* [AUFGABENSTELLUNG]
Führen Sie den Text über den Rückgang von Feldvögeln und Insekten im Bergischen Land im Anschluss an seinen letzten Satz weiter.

* [DOKUMENTAUSZUG]
==========
Seit über einem Jahrzehnt ist auch im Bergischen Land zu beobachten, dass wir über keine stabilen Feldlerchen-, Kiebitz- oder Rebhuhnbestände mehr verfügen. Ein Aufruf des RBN, uns entsprechende Vorkommen im Rheinisch-Bergischen Kreis zu benennen, blieb erfolglos – es sind einfach keine Tiere mehr da. Ein Beispiel: Die letzte Kiebitz-Kolonie in Leichlingen, die in einem Erdbeerfeld zu finden war, ist schon lange weg, es bedurfte nicht mal eines neu geplanten Golfplatzes, denn die Intensivbewirtschaftung für kostengünstige Discounter-Erdbeeren reichte zur Vertreibung aus.
Nun ist ein wahrer Boom in ganz Deutschland ausgebrochen – „helft den Bienen“, lautet die Botschaft. Das fleißige Tierchen hat einen ungeahnten Symbolwert erreicht, Imker erfreuen sich zunehmender Aufmerksamkeit, erreichen Jugendliche und junge Familien. Dabei, so stellen die Naturschützer auch vom RBN fest, geht es der Honigbiene von nahezu allen Insekten noch am besten. Die Honigbiene findet in Gärten und Siedlungen, aber auch an Ortsrändern noch genügend Blühpflanzen, um sie zu bestäuben. Was aber ist mit den Wildbienen? Sind wir uns bewusst, dass sie einen ganz erheblichen Anteil an der Bestäubung tragen? Die Wildbienen sind auf ganz bestimmte Pflanzengesellschaften und Lebensräume angewiesen, von denen es durch den grassierenden Flächenverbrauch und die um sich greifenden Monokulturen in der Landschaft immer weniger gibt. Und ähnlich wie den Wildbienen ergeht es allen Insekten. Und wo es keine Insekten mehr gibt, geht die Nahrungsgrundlage für Vögel verloren. Die Populationen der Vögel brechen zusammen.
==========
* [BEREITGESTELLTES MATERIAL]
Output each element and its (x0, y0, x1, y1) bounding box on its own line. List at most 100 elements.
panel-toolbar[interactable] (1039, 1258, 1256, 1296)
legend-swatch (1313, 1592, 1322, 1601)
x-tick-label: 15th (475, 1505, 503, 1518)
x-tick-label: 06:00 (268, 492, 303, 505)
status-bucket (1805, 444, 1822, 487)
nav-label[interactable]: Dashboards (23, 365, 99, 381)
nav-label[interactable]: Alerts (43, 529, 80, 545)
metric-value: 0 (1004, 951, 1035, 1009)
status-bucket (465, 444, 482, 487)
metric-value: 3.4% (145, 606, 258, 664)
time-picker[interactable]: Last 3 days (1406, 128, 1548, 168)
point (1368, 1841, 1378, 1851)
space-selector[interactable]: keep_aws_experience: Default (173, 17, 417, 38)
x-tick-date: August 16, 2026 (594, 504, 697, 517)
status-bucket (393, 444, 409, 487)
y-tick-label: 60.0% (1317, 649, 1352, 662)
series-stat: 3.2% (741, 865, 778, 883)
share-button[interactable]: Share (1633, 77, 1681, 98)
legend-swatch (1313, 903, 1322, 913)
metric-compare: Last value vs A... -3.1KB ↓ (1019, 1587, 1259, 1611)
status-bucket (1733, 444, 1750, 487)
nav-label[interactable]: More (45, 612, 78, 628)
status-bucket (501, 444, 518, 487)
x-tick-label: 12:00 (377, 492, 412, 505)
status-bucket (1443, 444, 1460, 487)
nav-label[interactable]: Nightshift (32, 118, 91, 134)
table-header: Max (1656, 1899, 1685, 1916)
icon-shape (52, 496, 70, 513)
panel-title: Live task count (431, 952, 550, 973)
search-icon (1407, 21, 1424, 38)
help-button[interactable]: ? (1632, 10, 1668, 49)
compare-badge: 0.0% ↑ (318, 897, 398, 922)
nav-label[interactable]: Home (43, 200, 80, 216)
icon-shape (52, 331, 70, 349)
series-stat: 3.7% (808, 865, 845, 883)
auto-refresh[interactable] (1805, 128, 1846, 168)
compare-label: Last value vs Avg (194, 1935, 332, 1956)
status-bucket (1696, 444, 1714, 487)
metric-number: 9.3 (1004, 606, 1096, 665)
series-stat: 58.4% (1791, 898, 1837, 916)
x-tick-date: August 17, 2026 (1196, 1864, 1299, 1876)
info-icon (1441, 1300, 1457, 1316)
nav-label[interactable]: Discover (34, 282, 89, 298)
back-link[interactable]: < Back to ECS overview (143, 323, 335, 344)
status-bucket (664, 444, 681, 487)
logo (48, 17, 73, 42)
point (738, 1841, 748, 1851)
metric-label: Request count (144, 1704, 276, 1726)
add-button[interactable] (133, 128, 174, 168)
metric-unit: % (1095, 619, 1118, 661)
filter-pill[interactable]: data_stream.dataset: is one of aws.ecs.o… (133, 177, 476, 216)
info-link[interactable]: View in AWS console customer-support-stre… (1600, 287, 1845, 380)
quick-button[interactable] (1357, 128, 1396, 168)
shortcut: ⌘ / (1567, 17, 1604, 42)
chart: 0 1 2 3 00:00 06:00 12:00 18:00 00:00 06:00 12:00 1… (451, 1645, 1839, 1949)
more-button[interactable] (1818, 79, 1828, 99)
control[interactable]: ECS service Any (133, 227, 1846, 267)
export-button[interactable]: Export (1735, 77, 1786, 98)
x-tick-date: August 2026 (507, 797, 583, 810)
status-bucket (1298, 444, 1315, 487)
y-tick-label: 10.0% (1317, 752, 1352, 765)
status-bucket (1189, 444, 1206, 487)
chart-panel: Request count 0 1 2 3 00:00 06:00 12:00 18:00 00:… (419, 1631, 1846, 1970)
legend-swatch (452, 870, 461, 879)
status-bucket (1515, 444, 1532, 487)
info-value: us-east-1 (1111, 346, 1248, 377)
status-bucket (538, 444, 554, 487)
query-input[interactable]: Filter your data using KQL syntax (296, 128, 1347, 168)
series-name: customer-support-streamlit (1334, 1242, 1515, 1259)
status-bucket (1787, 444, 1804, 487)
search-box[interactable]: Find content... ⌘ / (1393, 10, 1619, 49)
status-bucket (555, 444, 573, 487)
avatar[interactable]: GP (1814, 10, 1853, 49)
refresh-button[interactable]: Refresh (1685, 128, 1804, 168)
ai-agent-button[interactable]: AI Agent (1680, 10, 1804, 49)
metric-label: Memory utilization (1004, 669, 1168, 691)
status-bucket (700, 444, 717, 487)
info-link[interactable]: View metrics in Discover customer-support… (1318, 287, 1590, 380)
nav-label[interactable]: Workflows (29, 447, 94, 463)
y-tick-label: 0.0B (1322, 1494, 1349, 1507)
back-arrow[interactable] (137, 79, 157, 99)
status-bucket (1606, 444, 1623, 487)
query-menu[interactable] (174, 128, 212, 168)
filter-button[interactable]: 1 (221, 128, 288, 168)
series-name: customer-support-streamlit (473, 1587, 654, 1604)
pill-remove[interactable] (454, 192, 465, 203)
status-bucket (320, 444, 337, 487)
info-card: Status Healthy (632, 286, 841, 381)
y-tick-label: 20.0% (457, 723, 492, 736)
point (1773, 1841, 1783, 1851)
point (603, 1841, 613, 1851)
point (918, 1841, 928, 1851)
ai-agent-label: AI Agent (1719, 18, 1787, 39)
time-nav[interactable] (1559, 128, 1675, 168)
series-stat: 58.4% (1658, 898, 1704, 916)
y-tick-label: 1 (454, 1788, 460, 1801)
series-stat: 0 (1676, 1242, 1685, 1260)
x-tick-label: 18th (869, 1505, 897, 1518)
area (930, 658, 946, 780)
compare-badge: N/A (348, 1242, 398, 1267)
==========
* [ANTWORT ZUR AUFGABE]
Das Grünland ist im Bergischen Land ein prägendes Landschaftsbild, aber leider setzen die Bauern monotones Grünpflanzensaatgut zur maximalen Erzeugung von Viehfutter an. Wie viele der auf dem Grünland wachsenden Pflanzen blühen noch? Vielleicht noch Löwenzahn und Wiesenschaumkraut, falls sie überhaupt zum Blühen kommen und nicht schon vorher dem ersten Silageschnitt zum Opfer fallen. Blühende Blumenwiesen, ein früheres Merkmal der bäuerlichen Landwirtschaft, sind zur absoluten Seltenheit geworden. Wo es sie gibt, sind sie meist an Standorten, die für die heutige Landwirtschaft nur schwer mit großen Maschinen zu bewirtschaften sind. Manchmal findet man blühende Blumenwiesen als Bestandteil des Kulturlandschaftsprogramms – das heißt, für diese Art der Nutzung bekommt der betreffende Landwirt einen finanziellen Ausgleich. Blühende Blumenwiesen reduzieren die Effizienz der Landwirtschaft. Sie bedeuten einen Aufwand, genauso wie Blühstreifen entlang der Feldwege, der Gemeindestraßen, der Ackerraine, ebenso wie Hecken, die die Landschaft gliedern und für Vögel, Insekten und Kleingetier Rückzugs- und Lebensraum sind. Die Blumenwiesen und Hecken mussten im Zuge wegen der Intensivierung der Landwirtschaft durch Maschinen in den vergangenen Jahrzehnten weichen. Jetzt kostet es Überzeugung, Kraft und Geld für Anpflanzung und Unterhalt, wenn sie den Naturhaushalt wieder neu beleben sollen.
Der RBN meint: Diese Aufwertung der Landschaft ist die entscheidende Aufgabe der Zukunft. Es ist wichtig, dass in den Hausgärten viele Menschen wieder ihr Herz für Blühpflanzen entdecken. Der RBN begrüßt dies ausdrücklich und freut sich über jeden Steingarten, der nicht gebaut oder insektenfreundlich zurückgebaut wird. Aber: der dramatische Artenverlust findet außerhalb der städtisch geprägten Besiedlungsgebiete in der freien Landschaft statt.
Der ungehemmte Flächenverbrauch muss beendet werden!
Die gegenwärtige Landesregierung NRW ist beispielsweise nicht mehr bereit, den Flächenverbrauch (Versiegelung der Landschaft) auf nur noch maximal täglich fünf Hektar zu reduzieren, gar diesen Verbrauch netto gen Null zu führen. Gegenwärtig werden täglich neun Hektar pro Tag in NRW verbraucht – Flächen, die nicht mehr zur Verfügung stehen, um Lebensräume für Tiere und Pflanzen zu erhalten oder für deren Bedürfnisse aufzuwerten.
Es muss ein Ende haben mit dem Einheitsgrün auf den bergischen Wiesen!
Zwei oder drei Grasarten sind dort noch zu finden, und auf den Höhen steht der Mais. Hier muss etwas geschehen, von der EU aus, aber auch vom Land Nordrhein-Westfalen aus.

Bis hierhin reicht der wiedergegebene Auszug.